**** Raw data ****

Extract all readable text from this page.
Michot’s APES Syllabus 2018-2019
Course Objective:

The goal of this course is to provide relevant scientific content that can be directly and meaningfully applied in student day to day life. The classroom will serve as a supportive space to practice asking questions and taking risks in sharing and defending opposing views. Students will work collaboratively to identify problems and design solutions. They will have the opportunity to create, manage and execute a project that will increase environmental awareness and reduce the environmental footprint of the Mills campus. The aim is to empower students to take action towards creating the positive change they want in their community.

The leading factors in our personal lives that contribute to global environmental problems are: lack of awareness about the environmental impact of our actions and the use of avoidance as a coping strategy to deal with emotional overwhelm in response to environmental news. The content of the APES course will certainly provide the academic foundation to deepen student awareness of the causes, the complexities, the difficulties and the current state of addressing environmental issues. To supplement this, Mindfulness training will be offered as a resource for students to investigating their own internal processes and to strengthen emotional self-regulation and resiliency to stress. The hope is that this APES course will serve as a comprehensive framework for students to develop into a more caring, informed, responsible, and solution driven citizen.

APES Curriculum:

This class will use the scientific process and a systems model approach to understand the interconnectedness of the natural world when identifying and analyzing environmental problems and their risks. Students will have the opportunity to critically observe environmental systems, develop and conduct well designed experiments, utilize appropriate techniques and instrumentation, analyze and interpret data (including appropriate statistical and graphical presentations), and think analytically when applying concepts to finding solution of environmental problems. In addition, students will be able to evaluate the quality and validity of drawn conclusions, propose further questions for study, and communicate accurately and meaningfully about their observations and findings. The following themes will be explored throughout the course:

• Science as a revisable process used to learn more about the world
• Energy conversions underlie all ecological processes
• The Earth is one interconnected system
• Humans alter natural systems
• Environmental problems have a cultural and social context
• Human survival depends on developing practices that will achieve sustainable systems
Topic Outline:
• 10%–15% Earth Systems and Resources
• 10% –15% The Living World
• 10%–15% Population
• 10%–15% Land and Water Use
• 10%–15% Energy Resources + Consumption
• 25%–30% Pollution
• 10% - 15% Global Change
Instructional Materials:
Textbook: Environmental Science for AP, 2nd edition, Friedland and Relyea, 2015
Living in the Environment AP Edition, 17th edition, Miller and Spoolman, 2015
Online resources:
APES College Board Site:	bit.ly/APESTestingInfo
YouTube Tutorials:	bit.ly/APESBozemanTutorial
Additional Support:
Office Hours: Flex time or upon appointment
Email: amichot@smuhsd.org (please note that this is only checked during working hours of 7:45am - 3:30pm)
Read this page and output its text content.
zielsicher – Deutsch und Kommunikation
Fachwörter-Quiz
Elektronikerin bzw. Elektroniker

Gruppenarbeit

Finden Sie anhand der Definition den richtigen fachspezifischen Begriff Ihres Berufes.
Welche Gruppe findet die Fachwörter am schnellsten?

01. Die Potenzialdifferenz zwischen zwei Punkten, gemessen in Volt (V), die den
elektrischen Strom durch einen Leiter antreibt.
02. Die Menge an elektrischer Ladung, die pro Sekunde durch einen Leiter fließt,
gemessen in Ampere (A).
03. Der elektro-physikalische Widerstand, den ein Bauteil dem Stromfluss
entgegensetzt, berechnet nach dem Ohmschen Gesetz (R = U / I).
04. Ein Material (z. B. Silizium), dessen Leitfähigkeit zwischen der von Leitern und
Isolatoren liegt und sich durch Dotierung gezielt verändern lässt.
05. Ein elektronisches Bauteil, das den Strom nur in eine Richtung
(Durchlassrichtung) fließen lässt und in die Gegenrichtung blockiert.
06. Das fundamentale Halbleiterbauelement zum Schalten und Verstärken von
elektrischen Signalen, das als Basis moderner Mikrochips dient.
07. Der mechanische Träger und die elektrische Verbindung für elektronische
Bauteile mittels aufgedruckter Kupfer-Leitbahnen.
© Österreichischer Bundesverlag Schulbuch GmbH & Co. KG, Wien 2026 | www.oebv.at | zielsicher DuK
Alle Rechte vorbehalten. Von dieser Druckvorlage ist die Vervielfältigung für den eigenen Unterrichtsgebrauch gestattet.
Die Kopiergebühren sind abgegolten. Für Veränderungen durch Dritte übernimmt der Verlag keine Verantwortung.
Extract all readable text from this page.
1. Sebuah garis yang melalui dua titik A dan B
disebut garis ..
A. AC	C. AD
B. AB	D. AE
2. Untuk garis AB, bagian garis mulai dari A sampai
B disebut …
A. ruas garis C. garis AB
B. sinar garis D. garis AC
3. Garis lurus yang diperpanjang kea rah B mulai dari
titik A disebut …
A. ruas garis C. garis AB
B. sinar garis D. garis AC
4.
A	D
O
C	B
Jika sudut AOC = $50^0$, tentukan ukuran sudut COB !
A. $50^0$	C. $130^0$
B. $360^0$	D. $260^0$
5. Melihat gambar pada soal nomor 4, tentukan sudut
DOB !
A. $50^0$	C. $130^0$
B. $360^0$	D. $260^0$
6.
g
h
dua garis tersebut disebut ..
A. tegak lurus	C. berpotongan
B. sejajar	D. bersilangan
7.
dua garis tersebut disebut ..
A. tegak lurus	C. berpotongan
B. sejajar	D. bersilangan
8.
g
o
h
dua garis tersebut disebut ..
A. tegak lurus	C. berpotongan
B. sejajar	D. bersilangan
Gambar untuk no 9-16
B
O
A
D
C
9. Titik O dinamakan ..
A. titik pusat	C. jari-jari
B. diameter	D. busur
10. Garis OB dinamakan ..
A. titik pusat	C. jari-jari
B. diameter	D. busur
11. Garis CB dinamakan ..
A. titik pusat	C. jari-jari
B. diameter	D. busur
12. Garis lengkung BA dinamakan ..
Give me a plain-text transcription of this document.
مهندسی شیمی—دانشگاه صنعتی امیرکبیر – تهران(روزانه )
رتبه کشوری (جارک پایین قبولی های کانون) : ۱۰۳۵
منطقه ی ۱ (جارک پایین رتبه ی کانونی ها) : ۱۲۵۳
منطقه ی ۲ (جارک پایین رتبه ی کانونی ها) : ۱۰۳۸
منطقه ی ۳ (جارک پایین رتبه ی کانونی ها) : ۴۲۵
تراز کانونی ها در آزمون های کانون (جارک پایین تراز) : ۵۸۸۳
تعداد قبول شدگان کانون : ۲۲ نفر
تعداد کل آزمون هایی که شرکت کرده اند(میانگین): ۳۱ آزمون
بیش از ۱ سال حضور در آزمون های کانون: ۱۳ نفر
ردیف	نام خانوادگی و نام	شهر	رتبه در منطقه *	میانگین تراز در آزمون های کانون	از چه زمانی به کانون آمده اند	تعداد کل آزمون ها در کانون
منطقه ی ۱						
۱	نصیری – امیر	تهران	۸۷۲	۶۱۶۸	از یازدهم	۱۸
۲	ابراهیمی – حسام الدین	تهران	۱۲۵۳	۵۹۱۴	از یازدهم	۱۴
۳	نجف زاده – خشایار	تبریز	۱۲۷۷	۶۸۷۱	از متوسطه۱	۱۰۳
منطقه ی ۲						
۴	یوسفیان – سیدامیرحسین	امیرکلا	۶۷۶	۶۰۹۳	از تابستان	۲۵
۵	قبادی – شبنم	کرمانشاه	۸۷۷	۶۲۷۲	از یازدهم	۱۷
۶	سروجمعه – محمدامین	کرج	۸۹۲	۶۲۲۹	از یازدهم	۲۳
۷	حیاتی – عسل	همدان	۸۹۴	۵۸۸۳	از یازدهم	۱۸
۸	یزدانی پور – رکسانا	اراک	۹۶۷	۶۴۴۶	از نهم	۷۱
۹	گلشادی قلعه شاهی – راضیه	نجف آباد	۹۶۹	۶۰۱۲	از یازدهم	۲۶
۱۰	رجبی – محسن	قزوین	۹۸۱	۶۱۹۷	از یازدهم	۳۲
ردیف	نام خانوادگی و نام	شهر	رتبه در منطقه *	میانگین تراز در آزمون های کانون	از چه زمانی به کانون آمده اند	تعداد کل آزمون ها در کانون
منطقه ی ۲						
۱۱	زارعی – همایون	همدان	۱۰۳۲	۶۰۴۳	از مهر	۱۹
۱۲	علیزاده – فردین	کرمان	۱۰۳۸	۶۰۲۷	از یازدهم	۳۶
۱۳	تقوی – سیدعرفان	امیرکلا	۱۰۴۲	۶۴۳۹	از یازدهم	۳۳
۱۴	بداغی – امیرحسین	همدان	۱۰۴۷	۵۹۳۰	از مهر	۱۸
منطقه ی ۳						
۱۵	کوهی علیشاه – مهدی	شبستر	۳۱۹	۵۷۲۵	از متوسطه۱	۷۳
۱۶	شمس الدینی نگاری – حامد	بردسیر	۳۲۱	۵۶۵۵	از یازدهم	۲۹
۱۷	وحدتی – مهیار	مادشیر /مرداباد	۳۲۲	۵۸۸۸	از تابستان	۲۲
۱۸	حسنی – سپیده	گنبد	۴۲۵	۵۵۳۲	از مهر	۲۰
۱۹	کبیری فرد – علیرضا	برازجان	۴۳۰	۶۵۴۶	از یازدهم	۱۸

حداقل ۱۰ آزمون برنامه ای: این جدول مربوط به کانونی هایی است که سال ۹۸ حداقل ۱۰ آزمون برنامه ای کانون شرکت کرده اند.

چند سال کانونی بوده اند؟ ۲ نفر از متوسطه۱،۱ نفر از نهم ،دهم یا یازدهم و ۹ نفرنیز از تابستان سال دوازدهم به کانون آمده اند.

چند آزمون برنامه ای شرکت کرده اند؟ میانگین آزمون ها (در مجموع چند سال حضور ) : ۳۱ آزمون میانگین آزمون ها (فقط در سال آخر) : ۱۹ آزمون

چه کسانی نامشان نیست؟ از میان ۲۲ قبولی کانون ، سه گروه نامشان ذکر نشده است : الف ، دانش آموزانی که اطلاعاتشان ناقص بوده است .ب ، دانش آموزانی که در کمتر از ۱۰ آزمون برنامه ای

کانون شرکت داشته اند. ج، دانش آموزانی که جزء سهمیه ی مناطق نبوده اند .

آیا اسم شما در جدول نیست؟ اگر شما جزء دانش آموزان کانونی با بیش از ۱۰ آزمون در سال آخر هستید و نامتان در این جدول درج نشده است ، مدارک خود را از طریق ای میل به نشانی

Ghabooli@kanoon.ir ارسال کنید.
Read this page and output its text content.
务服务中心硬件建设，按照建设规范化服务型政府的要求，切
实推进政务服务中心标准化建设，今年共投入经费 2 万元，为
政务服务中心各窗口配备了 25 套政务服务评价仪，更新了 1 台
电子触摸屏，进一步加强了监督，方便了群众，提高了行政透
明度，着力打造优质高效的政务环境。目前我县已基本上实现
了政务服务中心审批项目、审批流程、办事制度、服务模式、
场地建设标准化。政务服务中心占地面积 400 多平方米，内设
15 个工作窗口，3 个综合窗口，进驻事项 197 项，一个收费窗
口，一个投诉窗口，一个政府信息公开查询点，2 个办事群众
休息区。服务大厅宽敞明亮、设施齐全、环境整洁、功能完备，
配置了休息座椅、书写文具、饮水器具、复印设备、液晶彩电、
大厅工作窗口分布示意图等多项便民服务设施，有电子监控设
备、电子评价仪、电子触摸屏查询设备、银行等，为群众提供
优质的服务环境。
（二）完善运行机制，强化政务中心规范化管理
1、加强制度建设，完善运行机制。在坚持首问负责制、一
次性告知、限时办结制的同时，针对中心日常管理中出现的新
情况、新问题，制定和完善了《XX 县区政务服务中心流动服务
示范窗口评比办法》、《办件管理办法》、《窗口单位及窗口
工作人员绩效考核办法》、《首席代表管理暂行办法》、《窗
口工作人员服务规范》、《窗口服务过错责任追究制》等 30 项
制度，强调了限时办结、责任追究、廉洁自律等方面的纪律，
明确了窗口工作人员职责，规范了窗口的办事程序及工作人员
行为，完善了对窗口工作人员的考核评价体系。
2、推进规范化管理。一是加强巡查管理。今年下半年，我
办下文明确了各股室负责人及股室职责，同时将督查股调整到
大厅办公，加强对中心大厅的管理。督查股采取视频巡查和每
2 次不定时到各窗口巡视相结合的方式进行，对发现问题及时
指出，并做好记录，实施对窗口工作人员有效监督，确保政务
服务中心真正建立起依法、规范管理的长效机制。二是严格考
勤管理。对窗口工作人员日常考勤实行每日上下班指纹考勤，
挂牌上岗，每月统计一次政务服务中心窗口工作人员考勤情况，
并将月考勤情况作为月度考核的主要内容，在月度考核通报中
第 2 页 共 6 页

****

= Your task =
Search the records above for the string "آموزانی". Copy every line that contains it.

= Final answer =
چه کسانی نامشان نیست؟ از میان ۲۲ قبولی کانون ، سه گروه نامشان ذکر نشده است : الف ، دانش آموزانی که اطلاعاتشان ناقص بوده است .ب ، دانش آموزانی که در کمتر از ۱۰ آزمون برنامه ای
کانون شرکت داشته اند. ج، دانش آموزانی که جزء سهمیه ی مناطق نبوده اند .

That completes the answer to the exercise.